- THE EXERCISE: Transcribe the material in full, exactly as written.

BEGIN EXERCISE DATA

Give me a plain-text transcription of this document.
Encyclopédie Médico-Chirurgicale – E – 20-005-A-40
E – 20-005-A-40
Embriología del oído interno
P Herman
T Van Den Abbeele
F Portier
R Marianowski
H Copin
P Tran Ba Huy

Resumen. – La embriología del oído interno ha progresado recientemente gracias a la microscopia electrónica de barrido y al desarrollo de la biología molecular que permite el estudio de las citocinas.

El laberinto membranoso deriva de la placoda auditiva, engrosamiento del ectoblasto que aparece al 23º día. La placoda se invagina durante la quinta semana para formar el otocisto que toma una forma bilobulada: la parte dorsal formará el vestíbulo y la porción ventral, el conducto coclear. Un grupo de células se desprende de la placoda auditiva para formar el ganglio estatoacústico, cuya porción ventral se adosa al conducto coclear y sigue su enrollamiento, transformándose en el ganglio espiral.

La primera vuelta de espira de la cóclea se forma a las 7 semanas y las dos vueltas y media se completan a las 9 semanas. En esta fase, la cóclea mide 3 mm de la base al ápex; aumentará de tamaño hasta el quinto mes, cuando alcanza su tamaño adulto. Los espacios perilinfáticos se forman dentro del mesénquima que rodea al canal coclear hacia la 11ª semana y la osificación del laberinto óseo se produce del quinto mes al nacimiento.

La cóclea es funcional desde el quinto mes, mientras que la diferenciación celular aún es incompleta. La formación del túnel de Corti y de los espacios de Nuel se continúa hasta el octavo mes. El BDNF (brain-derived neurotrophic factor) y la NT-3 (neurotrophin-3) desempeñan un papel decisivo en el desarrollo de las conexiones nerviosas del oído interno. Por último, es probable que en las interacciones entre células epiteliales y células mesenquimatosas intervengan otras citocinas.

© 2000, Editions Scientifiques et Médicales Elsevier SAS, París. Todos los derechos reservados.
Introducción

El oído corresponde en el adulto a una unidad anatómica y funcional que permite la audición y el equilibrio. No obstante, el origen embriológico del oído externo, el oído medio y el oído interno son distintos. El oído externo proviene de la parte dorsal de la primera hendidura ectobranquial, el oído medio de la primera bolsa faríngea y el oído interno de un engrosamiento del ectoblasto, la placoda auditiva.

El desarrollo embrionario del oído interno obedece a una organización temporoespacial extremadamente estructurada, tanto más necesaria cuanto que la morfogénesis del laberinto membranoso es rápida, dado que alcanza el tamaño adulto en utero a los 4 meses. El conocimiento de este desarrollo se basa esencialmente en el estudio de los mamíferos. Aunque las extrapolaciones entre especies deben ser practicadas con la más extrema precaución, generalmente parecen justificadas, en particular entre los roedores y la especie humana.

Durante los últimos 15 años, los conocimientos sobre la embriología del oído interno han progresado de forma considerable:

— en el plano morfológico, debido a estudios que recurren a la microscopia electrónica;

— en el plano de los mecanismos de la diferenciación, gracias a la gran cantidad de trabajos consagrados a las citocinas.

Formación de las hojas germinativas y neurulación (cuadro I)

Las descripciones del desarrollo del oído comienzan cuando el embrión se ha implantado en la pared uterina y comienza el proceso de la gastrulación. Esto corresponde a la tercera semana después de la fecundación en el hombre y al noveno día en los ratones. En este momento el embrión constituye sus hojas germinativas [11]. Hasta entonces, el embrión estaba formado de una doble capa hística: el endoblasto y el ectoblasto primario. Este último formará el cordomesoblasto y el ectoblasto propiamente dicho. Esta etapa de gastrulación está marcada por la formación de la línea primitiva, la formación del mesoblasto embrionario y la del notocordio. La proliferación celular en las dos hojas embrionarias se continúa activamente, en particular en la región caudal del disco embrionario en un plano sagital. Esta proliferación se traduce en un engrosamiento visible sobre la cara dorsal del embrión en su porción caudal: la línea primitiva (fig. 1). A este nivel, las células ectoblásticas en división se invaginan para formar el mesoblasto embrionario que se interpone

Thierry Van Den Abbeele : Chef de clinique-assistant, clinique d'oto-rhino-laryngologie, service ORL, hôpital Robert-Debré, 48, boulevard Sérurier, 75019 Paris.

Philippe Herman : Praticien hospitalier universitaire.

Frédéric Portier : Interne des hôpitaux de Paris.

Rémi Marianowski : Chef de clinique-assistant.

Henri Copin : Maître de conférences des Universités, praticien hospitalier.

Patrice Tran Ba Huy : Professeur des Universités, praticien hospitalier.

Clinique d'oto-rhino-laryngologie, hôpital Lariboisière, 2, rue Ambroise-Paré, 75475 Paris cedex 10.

END EXERCISE DATA

- RESPONSE TO THIS EXERCISE:
Give me a plain-text transcription of this document.
Encyclopédie Médico-Chirurgicale – E – 20-005-A-40
E – 20-005-A-40
Embriología del oído interno
P Herman
T Van Den Abbeele
F Portier
R Marianowski
H Copin
P Tran Ba Huy

Resumen. – La embriología del oído interno ha progresado recientemente gracias a la microscopia electrónica de barrido y al desarrollo de la biología molecular que permite el estudio de las citocinas.

El laberinto membranoso deriva de la placoda auditiva, engrosamiento del ectoblasto que aparece al 23º día. La placoda se invagina durante la quinta semana para formar el otocisto que toma una forma bilobulada: la parte dorsal formará el vestíbulo y la porción ventral, el conducto coclear. Un grupo de células se desprende de la placoda auditiva para formar el ganglio estatoacústico, cuya porción ventral se adosa al conducto coclear y sigue su enrollamiento, transformándose en el ganglio espiral.

La primera vuelta de espira de la cóclea se forma a las 7 semanas y las dos vueltas y media se completan a las 9 semanas. En esta fase, la cóclea mide 3 mm de la base al ápex; aumentará de tamaño hasta el quinto mes, cuando alcanza su tamaño adulto. Los espacios perilinfáticos se forman dentro del mesénquima que rodea al canal coclear hacia la 11ª semana y la osificación del laberinto óseo se produce del quinto mes al nacimiento.

La cóclea es funcional desde el quinto mes, mientras que la diferenciación celular aún es incompleta. La formación del túnel de Corti y de los espacios de Nuel se continúa hasta el octavo mes. El BDNF (brain-derived neurotrophic factor) y la NT-3 (neurotrophin-3) desempeñan un papel decisivo en el desarrollo de las conexiones nerviosas del oído interno. Por último, es probable que en las interacciones entre células epiteliales y células mesenquimatosas intervengan otras citocinas.

© 2000, Editions Scientifiques et Médicales Elsevier SAS, París. Todos los derechos reservados.
Introducción

El oído corresponde en el adulto a una unidad anatómica y funcional que permite la audición y el equilibrio. No obstante, el origen embriológico del oído externo, el oído medio y el oído interno son distintos. El oído externo proviene de la parte dorsal de la primera hendidura ectobranquial, el oído medio de la primera bolsa faríngea y el oído interno de un engrosamiento del ectoblasto, la placoda auditiva.

El desarrollo embrionario del oído interno obedece a una organización temporoespacial extremadamente estructurada, tanto más necesaria cuanto que la morfogénesis del laberinto membranoso es rápida, dado que alcanza el tamaño adulto en utero a los 4 meses. El conocimiento de este desarrollo se basa esencialmente en el estudio de los mamíferos. Aunque las extrapolaciones entre especies deben ser practicadas con la más extrema precaución, generalmente parecen justificadas, en particular entre los roedores y la especie humana.

Durante los últimos 15 años, los conocimientos sobre la embriología del oído interno han progresado de forma considerable:

— en el plano morfológico, debido a estudios que recurren a la microscopia electrónica;

— en el plano de los mecanismos de la diferenciación, gracias a la gran cantidad de trabajos consagrados a las citocinas.

Formación de las hojas germinativas y neurulación (cuadro I)

Las descripciones del desarrollo del oído comienzan cuando el embrión se ha implantado en la pared uterina y comienza el proceso de la gastrulación. Esto corresponde a la tercera semana después de la fecundación en el hombre y al noveno día en los ratones. En este momento el embrión constituye sus hojas germinativas [11]. Hasta entonces, el embrión estaba formado de una doble capa hística: el endoblasto y el ectoblasto primario. Este último formará el cordomesoblasto y el ectoblasto propiamente dicho. Esta etapa de gastrulación está marcada por la formación de la línea primitiva, la formación del mesoblasto embrionario y la del notocordio. La proliferación celular en las dos hojas embrionarias se continúa activamente, en particular en la región caudal del disco embrionario en un plano sagital. Esta proliferación se traduce en un engrosamiento visible sobre la cara dorsal del embrión en su porción caudal: la línea primitiva (fig. 1). A este nivel, las células ectoblásticas en división se invaginan para formar el mesoblasto embrionario que se interpone

Thierry Van Den Abbeele : Chef de clinique-assistant, clinique d'oto-rhino-laryngologie, service ORL, hôpital Robert-Debré, 48, boulevard Sérurier, 75019 Paris.

Philippe Herman : Praticien hospitalier universitaire.

Frédéric Portier : Interne des hôpitaux de Paris.

Rémi Marianowski : Chef de clinique-assistant.

Henri Copin : Maître de conférences des Universités, praticien hospitalier.

Patrice Tran Ba Huy : Professeur des Universités, praticien hospitalier.

Clinique d'oto-rhino-laryngologie, hôpital Lariboisière, 2, rue Ambroise-Paré, 75475 Paris cedex 10.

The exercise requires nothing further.